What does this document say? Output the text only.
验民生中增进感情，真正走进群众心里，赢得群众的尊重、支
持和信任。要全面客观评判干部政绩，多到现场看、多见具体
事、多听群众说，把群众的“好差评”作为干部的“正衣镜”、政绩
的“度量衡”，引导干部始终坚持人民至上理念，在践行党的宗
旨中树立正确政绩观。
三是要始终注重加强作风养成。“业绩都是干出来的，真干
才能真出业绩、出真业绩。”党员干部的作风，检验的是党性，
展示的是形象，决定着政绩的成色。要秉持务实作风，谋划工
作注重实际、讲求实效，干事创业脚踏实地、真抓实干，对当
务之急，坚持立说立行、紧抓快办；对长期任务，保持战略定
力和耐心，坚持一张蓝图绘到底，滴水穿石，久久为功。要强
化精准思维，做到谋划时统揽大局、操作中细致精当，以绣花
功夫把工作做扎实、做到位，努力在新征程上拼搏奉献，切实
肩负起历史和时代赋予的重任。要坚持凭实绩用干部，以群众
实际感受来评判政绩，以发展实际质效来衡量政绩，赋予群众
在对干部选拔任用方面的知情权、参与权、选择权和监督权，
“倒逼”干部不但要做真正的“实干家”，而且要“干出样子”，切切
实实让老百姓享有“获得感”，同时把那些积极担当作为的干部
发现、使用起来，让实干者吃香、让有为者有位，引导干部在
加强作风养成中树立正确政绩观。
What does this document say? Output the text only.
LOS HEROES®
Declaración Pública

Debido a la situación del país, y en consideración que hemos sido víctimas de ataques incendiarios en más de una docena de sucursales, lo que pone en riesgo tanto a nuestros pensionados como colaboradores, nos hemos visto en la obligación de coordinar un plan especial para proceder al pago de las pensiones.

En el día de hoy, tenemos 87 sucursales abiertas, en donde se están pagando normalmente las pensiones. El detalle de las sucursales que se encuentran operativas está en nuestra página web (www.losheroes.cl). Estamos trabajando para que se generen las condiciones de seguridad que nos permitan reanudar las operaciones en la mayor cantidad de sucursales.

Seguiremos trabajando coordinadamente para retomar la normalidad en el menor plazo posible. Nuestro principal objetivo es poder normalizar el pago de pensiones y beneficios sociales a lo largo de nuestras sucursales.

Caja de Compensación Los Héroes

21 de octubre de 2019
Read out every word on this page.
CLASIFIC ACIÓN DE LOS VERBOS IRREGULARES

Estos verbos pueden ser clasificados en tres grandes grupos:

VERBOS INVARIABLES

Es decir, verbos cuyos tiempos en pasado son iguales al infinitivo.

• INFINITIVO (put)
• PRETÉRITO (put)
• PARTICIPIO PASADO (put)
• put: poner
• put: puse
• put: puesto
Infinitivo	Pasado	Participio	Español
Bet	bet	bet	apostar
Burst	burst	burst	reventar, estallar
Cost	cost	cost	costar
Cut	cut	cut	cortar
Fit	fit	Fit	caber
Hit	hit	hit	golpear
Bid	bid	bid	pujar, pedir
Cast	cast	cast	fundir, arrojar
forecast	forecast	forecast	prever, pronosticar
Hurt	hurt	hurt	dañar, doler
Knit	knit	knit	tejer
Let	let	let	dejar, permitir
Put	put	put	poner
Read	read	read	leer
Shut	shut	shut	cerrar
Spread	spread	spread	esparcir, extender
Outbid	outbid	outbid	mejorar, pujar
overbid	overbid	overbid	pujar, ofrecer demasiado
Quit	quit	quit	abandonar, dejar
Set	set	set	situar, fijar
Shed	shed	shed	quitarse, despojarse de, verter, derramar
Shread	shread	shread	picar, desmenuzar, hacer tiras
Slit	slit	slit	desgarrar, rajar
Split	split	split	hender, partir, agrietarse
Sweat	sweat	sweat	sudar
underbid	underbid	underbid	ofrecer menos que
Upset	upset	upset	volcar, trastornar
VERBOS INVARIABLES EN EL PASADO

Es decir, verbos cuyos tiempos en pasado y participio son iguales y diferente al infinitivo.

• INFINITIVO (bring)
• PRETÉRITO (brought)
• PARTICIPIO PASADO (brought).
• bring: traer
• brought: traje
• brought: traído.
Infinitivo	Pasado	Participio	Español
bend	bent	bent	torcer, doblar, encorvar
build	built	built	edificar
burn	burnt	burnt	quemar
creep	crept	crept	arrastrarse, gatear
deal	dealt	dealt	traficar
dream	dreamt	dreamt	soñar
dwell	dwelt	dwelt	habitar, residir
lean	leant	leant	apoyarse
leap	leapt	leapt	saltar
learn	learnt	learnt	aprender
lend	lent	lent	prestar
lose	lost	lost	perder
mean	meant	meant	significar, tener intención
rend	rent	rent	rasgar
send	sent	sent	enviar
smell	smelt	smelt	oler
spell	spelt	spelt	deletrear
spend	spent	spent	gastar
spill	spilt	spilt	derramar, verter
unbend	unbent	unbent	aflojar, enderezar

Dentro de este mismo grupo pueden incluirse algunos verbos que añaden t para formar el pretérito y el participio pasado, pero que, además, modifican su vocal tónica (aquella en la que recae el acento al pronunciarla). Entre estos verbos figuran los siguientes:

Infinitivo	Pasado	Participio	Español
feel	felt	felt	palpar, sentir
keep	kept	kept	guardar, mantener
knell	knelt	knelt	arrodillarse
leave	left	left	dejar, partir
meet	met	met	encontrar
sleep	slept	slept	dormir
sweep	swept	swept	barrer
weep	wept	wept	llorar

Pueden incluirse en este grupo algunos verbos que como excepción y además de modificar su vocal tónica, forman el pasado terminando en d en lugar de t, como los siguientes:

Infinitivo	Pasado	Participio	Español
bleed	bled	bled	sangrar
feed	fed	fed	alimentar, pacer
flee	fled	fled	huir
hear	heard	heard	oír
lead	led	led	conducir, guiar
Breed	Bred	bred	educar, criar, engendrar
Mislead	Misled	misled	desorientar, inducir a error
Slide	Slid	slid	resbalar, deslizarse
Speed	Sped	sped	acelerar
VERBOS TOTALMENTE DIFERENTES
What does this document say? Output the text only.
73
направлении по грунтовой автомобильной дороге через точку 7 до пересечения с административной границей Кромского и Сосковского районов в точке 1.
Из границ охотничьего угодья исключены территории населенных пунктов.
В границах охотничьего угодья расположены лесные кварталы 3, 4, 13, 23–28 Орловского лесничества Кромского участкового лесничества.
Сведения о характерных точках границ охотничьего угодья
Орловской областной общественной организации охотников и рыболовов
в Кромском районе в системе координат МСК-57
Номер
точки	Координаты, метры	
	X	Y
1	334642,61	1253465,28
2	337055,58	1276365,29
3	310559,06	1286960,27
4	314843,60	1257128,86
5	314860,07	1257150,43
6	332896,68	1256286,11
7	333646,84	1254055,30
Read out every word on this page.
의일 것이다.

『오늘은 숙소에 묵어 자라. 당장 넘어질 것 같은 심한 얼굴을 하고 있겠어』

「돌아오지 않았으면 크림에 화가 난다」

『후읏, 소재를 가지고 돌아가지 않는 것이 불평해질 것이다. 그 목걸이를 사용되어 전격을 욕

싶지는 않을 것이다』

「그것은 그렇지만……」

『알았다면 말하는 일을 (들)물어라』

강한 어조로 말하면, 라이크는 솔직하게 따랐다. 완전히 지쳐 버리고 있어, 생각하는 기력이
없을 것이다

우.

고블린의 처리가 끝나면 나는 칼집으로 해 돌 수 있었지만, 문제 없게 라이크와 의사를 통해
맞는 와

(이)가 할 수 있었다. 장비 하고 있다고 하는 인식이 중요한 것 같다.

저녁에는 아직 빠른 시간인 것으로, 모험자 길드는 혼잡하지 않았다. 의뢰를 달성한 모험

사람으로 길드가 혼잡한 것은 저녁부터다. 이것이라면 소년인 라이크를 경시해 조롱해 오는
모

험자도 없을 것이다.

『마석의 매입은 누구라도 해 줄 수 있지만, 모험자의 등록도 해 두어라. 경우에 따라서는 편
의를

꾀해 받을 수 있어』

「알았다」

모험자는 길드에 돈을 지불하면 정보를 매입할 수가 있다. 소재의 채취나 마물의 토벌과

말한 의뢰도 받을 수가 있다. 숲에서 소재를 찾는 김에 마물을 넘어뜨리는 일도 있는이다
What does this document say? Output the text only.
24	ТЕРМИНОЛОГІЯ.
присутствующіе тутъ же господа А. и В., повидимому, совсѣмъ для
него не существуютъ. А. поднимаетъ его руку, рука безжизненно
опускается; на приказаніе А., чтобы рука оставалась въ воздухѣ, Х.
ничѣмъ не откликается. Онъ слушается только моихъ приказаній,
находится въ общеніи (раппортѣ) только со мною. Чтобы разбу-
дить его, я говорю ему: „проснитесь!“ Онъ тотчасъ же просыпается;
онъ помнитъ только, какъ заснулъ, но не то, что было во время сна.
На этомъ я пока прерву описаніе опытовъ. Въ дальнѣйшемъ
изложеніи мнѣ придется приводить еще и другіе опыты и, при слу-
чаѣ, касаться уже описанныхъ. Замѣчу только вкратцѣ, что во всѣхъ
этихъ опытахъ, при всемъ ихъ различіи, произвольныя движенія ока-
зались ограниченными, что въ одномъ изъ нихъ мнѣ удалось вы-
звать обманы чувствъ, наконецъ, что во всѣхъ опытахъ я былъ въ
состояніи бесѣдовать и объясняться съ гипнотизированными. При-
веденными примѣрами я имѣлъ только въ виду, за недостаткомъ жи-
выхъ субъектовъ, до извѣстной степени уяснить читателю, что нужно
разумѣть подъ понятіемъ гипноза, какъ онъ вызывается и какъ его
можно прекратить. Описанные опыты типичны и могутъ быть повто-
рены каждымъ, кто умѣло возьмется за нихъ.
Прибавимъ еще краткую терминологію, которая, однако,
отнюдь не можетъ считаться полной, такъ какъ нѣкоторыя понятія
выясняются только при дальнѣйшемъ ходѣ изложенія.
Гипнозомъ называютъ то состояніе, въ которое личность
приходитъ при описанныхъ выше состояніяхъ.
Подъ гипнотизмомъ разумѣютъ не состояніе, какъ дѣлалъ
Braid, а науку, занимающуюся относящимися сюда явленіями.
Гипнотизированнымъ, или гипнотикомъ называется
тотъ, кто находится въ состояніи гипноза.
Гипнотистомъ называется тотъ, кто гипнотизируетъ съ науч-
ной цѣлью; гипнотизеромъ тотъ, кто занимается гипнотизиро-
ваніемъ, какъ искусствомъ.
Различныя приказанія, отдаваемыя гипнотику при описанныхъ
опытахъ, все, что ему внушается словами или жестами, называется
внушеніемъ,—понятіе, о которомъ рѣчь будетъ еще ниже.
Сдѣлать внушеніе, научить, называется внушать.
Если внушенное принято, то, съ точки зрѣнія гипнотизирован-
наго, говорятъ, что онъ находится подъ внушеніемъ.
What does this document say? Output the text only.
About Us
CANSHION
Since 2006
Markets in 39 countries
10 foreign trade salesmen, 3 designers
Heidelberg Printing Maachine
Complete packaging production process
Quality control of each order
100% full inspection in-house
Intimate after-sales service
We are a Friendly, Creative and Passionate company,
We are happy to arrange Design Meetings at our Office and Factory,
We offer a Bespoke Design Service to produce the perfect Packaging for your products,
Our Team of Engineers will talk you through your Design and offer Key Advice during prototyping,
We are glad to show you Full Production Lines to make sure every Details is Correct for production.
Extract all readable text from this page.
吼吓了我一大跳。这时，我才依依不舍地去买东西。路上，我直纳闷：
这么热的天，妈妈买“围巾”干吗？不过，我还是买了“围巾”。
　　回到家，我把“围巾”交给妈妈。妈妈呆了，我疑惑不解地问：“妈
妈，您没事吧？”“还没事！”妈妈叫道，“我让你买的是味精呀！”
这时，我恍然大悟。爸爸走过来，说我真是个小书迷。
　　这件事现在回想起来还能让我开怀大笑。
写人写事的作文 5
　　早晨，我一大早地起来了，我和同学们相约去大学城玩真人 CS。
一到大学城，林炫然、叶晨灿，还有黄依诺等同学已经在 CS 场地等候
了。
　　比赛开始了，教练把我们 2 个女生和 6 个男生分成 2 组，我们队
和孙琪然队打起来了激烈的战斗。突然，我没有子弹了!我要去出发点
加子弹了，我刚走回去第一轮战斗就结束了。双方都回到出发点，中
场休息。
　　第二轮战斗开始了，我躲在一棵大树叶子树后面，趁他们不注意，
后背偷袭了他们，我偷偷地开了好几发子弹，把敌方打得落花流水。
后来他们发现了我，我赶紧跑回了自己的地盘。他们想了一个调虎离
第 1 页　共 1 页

================================

> **What you have to do**
Repeat, character for character, the lines from the one that holds "Extract all readable text from this page." to the final line of the material, inclusive, and no other lines.

> **Exercise output**
Extract all readable text from this page.
吼吓了我一大跳。这时，我才依依不舍地去买东西。路上，我直纳闷：
这么热的天，妈妈买“围巾”干吗？不过，我还是买了“围巾”。
　　回到家，我把“围巾”交给妈妈。妈妈呆了，我疑惑不解地问：“妈
妈，您没事吧？”“还没事！”妈妈叫道，“我让你买的是味精呀！”
这时，我恍然大悟。爸爸走过来，说我真是个小书迷。
　　这件事现在回想起来还能让我开怀大笑。
写人写事的作文 5
　　早晨，我一大早地起来了，我和同学们相约去大学城玩真人 CS。
一到大学城，林炫然、叶晨灿，还有黄依诺等同学已经在 CS 场地等候
了。
　　比赛开始了，教练把我们 2 个女生和 6 个男生分成 2 组，我们队
和孙琪然队打起来了激烈的战斗。突然，我没有子弹了!我要去出发点
加子弹了，我刚走回去第一轮战斗就结束了。双方都回到出发点，中
场休息。
　　第二轮战斗开始了，我躲在一棵大树叶子树后面，趁他们不注意，
后背偷袭了他们，我偷偷地开了好几发子弹，把敌方打得落花流水。
后来他们发现了我，我赶紧跑回了自己的地盘。他们想了一个调虎离
第 1 页　共 1 页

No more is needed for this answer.